→ **Short exercise**:
Reproduce the records below without any change, starting at their first line and ending with the line that contains "repost-count: 275 [222,477,245,491]", including that line.

→ **Spatial layout data**:
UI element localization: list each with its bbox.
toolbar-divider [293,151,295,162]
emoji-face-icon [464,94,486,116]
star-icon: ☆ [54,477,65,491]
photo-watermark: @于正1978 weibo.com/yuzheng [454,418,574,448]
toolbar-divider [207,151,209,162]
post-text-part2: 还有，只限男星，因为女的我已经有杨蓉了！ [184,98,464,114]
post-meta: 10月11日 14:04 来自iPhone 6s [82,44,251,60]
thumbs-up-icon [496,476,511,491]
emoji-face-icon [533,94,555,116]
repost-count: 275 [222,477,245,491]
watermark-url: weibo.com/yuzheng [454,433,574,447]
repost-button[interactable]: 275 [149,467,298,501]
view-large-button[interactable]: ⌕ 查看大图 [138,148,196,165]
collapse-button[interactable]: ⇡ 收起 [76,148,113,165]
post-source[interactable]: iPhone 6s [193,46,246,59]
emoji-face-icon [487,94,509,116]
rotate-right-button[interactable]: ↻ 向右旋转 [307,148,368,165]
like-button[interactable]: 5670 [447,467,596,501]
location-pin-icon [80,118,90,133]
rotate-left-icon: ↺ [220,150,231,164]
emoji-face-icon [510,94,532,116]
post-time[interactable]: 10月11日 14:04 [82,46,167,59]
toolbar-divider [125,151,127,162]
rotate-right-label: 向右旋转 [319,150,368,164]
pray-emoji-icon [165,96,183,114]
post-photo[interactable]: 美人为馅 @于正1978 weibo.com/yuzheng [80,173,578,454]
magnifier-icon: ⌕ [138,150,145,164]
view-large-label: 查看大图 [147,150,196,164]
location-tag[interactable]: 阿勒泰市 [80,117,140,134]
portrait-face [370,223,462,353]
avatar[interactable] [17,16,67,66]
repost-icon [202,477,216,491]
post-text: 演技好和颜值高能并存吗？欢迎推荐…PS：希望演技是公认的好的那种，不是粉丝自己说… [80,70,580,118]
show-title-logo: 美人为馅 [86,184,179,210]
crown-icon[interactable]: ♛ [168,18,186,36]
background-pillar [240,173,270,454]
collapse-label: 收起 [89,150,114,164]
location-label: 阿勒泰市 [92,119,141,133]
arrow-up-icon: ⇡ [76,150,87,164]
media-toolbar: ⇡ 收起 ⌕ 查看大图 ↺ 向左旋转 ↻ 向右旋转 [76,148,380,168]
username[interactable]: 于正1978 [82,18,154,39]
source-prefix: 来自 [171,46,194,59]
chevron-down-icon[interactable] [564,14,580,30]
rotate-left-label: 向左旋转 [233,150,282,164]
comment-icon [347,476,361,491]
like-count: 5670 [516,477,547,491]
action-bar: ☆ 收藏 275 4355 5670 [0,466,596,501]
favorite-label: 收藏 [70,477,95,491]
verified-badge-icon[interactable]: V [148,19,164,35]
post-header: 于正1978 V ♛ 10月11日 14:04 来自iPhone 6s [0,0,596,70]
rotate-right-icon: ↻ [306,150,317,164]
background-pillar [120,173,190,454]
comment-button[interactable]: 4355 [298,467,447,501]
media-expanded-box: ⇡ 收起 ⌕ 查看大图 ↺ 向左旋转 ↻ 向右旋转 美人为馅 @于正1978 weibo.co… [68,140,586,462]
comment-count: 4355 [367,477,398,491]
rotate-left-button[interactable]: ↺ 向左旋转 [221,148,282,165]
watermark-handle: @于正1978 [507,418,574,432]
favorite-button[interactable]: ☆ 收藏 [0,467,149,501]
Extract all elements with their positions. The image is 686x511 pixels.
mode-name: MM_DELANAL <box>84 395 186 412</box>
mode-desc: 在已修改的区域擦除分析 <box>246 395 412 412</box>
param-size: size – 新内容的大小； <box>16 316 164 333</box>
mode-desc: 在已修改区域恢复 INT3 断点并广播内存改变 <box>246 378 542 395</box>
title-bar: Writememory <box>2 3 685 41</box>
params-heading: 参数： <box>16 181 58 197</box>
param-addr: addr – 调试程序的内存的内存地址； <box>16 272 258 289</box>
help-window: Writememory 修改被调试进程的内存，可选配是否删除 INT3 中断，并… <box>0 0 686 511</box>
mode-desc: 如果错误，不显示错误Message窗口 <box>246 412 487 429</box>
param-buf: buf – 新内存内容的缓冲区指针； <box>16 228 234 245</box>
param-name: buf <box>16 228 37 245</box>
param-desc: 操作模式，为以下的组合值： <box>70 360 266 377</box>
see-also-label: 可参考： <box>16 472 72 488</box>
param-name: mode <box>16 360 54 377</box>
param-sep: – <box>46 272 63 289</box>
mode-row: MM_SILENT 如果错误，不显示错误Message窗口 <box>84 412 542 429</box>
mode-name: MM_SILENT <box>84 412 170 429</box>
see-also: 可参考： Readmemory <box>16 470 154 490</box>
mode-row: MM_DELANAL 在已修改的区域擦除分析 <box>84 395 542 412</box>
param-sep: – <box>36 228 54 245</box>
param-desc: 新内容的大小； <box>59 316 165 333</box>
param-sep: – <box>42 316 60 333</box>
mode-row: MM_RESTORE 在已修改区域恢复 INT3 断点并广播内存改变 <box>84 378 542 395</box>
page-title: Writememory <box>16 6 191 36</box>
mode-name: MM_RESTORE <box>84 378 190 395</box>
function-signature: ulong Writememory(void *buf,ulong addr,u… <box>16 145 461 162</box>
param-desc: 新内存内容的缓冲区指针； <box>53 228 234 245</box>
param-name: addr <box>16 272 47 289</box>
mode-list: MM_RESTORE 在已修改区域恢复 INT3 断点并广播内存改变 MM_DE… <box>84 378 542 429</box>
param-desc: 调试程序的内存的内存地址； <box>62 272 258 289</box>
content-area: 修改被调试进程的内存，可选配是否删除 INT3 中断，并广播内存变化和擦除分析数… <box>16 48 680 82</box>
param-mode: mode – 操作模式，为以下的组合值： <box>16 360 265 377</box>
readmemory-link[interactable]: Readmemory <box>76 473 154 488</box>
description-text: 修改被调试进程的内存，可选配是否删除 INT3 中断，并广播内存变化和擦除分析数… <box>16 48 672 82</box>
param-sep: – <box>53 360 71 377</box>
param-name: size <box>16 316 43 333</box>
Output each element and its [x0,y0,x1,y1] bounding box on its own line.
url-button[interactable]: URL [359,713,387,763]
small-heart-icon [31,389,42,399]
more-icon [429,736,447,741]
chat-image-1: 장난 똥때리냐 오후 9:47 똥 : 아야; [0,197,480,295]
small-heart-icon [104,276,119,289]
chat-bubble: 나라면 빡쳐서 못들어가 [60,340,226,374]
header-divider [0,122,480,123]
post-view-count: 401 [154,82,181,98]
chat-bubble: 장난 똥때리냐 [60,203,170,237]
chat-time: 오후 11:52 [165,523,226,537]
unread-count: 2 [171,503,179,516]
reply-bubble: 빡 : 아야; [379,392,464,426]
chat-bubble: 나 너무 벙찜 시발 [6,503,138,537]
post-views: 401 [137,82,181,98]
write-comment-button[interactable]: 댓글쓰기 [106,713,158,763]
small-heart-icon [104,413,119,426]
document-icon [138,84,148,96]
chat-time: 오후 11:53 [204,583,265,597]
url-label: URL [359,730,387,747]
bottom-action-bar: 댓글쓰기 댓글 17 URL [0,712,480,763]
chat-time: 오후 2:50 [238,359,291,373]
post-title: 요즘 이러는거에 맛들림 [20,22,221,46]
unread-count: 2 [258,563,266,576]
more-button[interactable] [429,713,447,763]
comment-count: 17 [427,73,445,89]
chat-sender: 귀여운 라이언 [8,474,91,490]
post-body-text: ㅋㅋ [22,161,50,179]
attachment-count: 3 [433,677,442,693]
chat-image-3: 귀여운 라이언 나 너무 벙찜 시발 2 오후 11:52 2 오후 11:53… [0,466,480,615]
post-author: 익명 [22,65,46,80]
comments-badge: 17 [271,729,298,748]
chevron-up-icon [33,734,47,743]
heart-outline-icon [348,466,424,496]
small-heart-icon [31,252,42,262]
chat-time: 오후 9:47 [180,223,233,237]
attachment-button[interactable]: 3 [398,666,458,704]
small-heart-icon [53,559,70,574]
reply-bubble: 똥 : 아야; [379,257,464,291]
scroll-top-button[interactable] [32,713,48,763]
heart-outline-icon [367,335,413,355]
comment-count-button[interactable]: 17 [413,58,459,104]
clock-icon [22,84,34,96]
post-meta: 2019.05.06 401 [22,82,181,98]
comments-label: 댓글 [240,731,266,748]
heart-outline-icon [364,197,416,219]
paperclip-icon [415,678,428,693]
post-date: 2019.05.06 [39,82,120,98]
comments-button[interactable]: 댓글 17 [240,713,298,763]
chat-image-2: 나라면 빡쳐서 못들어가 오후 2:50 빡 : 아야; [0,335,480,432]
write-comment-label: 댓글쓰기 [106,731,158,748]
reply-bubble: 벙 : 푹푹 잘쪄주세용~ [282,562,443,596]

→ **Full response**:
UI element localization: list each with its bbox.
toolbar-divider [293,151,295,162]
emoji-face-icon [464,94,486,116]
star-icon: ☆ [54,477,65,491]
photo-watermark: @于正1978 weibo.com/yuzheng [454,418,574,448]
toolbar-divider [207,151,209,162]
post-text-part2: 还有，只限男星，因为女的我已经有杨蓉了！ [184,98,464,114]
post-meta: 10月11日 14:04 来自iPhone 6s [82,44,251,60]
thumbs-up-icon [496,476,511,491]
emoji-face-icon [533,94,555,116]
repost-count: 275 [222,477,245,491]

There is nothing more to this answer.